## Travail demandé
Pouvez-vous transcrire fidèlement le passage du texte sur le Cambodge, ci-dessous, de « Mais il émerge » à « les villages producteurs. » ?

## Texte présenté
________________________
La foi (le bouddhisme est la religion officielle) a perdu beaucoup de vitalité dans le pays. Les jeunes n'y font guère référence, c'est une autre coupure avec les anciens, qui pratiquaient [comme leurs ancêtres d'Angkor - les temples en témoignent] un bouddhisme teinté d'hindouisme et d'animisme. Les jeunes sont en dehors de tout cela. Et beaucoup de pratiques ont viré au mercantilisme. Nous avons assisté à une étrange scène sur un coin de terrasse d'un restaurant local : cela ressemblait à un enseignement et s'est terminé par une remise d'argent en échange d'une sorte de talisman. Des personnes rencontrées nous ont confirmé que le bouddhisme ici n'a plus guère d'âme.
Quant à la nourriture, elle reste pour le plus grand nombre le souci majeur. Le Cambodge compte parmi les pays les plus touchés par la malnutrition, dont souffrent 45% des enfants. Cependant la natalité est très forte [5 à 6 enfants en moyenne dans les campagnes, 3 à 4 dans les villes, nous a-t-on dit], malgré un des plus fort taux de mortalité des enfants de moins de 5 ans [140 pour 1000].
Conséquence de la cassure : bien des enfants sont livrés à eux-mêmes, dans les rues, ils peuvent être facilement la proie d'un commerce, y compris d'un commerce sexuel. Ce danger est très souvent évoqué.
La reconstruction du pays se heurte à l'absence de moyens, à la corruption, à l'absence de droit. La corruption est visible partout. Si un policier arrête une moto [il y a énormément de motos, qui ont remplacé les vélos] ou un tuk-tuk [ce moyen de transport astucieux composé d'une sorte de charrette tractée par une moto, en remplacement des cyclo-pousses qu'on ne voit quasiment plus], il suffit au conducteur de donner quelques dollars ... les choses s'arrangeront : le policier, misérablement payé, arrondit ainsi ses fins de mois... Autre exemple : l'enseignement dans le primaire est gratuit, mais les enseignants sont si mal payés, que les parents sont censés donner de l'argent : tous les enfants ne peuvent aller à l'école.
L'ONU a débarqué en force en 1992 (20 000 casques bleus) pour contribuer à la reconstruction. Mais le bilan est mitigé. L'argent a coulé à flots mais n'a pas profité à tout le monde. Beaucoup d'ONG sont également arrivées dans le sillage de l'ONU. Certaines font un très bon travail, mais là aussi les retombées ne sont pas toujours aussi bénéfiques qu'on aurait pu l'espérer : salaires élevés, équipements (4x4 etc] achetés aux pays d'origine... l'image est quelquefois brouillée.
Mais il émerge aussi de très belles initiatives, souvent d'origine associative, des restaurants par exemple qui sont en même temps des centres de formation pour les métiers de l'hôtellerie adressés aux enfants des rues, ou des boutiques de commerce équitable travaillant directement avec les villages producteurs.
Parmi ces initiatives, il en est une, exceptionnelle, que le hasard d'une rencontre nous a fait connaître : une association, fondée par un couple de Français à l'âge de la retraite, qui prend en charge des enfants qui travaillent, vivent, se nourrissent sur la décharge de Phnom Penh, dans le but de les en sortir et les accompagner jusqu'à ce qu'ils aient un métier.
Le récit détaillé de cette initiative fera l'objet d'un prochain billet.
________________________
## Données fournies
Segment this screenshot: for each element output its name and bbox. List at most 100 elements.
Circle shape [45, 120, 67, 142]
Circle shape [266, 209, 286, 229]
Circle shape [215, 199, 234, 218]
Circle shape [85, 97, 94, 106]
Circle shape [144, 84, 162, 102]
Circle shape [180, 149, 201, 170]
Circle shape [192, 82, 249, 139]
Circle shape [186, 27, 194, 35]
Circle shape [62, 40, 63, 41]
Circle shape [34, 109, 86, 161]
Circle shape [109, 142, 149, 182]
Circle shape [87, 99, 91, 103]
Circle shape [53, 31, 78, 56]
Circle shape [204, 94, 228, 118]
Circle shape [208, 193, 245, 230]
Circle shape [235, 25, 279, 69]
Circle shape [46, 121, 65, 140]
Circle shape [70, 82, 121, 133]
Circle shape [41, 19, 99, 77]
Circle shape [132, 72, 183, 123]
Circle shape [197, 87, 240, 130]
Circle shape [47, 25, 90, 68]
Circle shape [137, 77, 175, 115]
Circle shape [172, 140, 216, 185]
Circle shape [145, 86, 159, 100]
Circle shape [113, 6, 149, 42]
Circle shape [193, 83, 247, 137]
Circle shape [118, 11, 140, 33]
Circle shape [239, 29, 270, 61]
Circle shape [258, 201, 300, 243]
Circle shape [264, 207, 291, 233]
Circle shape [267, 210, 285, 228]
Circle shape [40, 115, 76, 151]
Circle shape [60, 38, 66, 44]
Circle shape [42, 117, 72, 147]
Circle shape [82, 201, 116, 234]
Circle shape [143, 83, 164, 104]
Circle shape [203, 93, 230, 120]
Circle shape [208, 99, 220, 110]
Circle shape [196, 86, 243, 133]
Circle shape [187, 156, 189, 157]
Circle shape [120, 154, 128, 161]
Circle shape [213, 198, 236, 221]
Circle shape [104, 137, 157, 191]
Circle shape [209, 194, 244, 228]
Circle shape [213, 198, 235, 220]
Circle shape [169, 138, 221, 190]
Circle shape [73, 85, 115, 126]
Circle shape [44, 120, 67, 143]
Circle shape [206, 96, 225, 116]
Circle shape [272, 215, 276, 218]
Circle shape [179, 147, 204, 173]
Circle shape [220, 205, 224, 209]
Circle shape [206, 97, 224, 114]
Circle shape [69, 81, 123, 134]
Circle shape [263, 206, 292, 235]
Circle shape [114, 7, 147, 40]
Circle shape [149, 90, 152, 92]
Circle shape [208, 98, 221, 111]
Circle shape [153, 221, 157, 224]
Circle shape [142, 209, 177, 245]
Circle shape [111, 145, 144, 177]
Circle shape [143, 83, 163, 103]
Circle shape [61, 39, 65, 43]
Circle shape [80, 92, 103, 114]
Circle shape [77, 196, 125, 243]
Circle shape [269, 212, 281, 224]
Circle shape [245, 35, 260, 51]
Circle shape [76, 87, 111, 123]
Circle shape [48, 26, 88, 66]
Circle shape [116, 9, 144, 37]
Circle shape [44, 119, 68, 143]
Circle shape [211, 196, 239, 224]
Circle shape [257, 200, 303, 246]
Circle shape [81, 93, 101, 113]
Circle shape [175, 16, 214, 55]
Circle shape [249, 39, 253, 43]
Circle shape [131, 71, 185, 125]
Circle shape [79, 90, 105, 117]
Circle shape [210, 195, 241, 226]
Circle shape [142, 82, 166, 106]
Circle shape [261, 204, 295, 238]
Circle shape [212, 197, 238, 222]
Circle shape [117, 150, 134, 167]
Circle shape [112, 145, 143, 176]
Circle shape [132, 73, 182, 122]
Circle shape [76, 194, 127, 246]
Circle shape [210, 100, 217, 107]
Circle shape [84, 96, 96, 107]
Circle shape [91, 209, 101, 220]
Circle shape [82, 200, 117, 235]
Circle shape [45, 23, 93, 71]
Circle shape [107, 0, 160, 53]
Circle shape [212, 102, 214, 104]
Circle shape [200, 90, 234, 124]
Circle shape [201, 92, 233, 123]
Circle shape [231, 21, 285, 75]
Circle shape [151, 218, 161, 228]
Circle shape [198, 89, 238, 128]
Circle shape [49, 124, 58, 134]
________________________
## Résultat produit
Mais il émerge aussi de très belles initiatives, souvent d'origine associative, des restaurants par exemple qui sont en même temps des centres de formation pour les métiers de l'hôtellerie adressés aux enfants des rues, ou des boutiques de commerce équitable travaillant directement avec les villages producteurs.